| Given request |
Return verbatim every line of the records, beginning with the first line and continuing through the line that contains "q17-father-prev: 4 — [877, 977, 1116, 1050]".

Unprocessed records
* * * * * * *

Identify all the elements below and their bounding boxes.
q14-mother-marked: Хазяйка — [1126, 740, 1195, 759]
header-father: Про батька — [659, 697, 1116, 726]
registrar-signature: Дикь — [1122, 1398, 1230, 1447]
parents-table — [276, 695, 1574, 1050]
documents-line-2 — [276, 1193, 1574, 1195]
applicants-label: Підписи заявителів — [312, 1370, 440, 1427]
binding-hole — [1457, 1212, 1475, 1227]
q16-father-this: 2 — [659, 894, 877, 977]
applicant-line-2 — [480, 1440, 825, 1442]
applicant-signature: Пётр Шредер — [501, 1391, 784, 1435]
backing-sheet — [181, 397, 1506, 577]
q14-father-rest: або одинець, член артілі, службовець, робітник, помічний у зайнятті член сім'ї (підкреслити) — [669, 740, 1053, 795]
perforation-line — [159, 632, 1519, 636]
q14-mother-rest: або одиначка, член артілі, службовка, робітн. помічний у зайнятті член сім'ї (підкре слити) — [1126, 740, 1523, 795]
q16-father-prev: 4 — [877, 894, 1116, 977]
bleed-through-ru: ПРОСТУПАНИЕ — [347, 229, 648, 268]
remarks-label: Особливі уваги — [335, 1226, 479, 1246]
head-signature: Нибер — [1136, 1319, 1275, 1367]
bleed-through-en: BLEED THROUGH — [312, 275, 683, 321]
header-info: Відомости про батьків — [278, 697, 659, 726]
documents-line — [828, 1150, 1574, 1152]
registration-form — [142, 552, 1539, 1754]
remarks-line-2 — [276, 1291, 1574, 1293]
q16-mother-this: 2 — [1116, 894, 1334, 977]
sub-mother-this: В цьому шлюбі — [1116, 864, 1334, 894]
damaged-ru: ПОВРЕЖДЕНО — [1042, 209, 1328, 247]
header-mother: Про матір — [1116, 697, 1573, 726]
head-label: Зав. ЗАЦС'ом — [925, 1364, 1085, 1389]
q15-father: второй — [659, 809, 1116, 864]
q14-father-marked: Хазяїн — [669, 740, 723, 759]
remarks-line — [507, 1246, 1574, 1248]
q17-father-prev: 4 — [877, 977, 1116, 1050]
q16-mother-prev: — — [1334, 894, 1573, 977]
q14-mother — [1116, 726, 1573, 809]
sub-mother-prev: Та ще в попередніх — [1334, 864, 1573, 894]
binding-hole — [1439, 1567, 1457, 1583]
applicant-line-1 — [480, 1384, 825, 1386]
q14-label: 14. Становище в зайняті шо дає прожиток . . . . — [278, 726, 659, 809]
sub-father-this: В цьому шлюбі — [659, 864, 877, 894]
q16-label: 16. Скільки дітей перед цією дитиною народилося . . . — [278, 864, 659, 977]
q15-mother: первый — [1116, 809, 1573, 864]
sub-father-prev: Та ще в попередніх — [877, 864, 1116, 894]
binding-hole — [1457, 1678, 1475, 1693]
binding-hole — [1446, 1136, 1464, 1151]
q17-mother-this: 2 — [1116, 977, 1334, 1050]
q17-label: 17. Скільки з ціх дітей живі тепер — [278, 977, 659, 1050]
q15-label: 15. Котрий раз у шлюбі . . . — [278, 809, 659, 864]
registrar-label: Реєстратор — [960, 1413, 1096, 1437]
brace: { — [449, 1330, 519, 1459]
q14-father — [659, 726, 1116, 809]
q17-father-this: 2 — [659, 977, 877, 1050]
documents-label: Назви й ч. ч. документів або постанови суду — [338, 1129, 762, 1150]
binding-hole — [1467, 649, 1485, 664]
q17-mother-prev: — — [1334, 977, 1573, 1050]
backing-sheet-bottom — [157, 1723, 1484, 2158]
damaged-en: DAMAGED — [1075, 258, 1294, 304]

* * * * * * *

| Correct answer |
Identify all the elements below and their bounding boxes.
q14-mother-marked: Хазяйка — [1126, 740, 1195, 759]
header-father: Про батька — [659, 697, 1116, 726]
registrar-signature: Дикь — [1122, 1398, 1230, 1447]
parents-table — [276, 695, 1574, 1050]
documents-line-2 — [276, 1193, 1574, 1195]
applicants-label: Підписи заявителів — [312, 1370, 440, 1427]
binding-hole — [1457, 1212, 1475, 1227]
q16-father-this: 2 — [659, 894, 877, 977]
applicant-line-2 — [480, 1440, 825, 1442]
applicant-signature: Пётр Шредер — [501, 1391, 784, 1435]
backing-sheet — [181, 397, 1506, 577]
q14-father-rest: або одинець, член артілі, службовець, робітник, помічний у зайнятті член сім'ї (підкреслити) — [669, 740, 1053, 795]
perforation-line — [159, 632, 1519, 636]
q14-mother-rest: або одиначка, член артілі, службовка, робітн. помічний у зайнятті член сім'ї (підкре слити) — [1126, 740, 1523, 795]
q16-father-prev: 4 — [877, 894, 1116, 977]
bleed-through-ru: ПРОСТУПАНИЕ — [347, 229, 648, 268]
remarks-label: Особливі уваги — [335, 1226, 479, 1246]
head-signature: Нибер — [1136, 1319, 1275, 1367]
bleed-through-en: BLEED THROUGH — [312, 275, 683, 321]
header-info: Відомости про батьків — [278, 697, 659, 726]
documents-line — [828, 1150, 1574, 1152]
registration-form — [142, 552, 1539, 1754]
remarks-line-2 — [276, 1291, 1574, 1293]
q16-mother-this: 2 — [1116, 894, 1334, 977]
sub-mother-this: В цьому шлюбі — [1116, 864, 1334, 894]
damaged-ru: ПОВРЕЖДЕНО — [1042, 209, 1328, 247]
header-mother: Про матір — [1116, 697, 1573, 726]
head-label: Зав. ЗАЦС'ом — [925, 1364, 1085, 1389]
q15-father: второй — [659, 809, 1116, 864]
q14-father-marked: Хазяїн — [669, 740, 723, 759]
remarks-line — [507, 1246, 1574, 1248]
q17-father-prev: 4 — [877, 977, 1116, 1050]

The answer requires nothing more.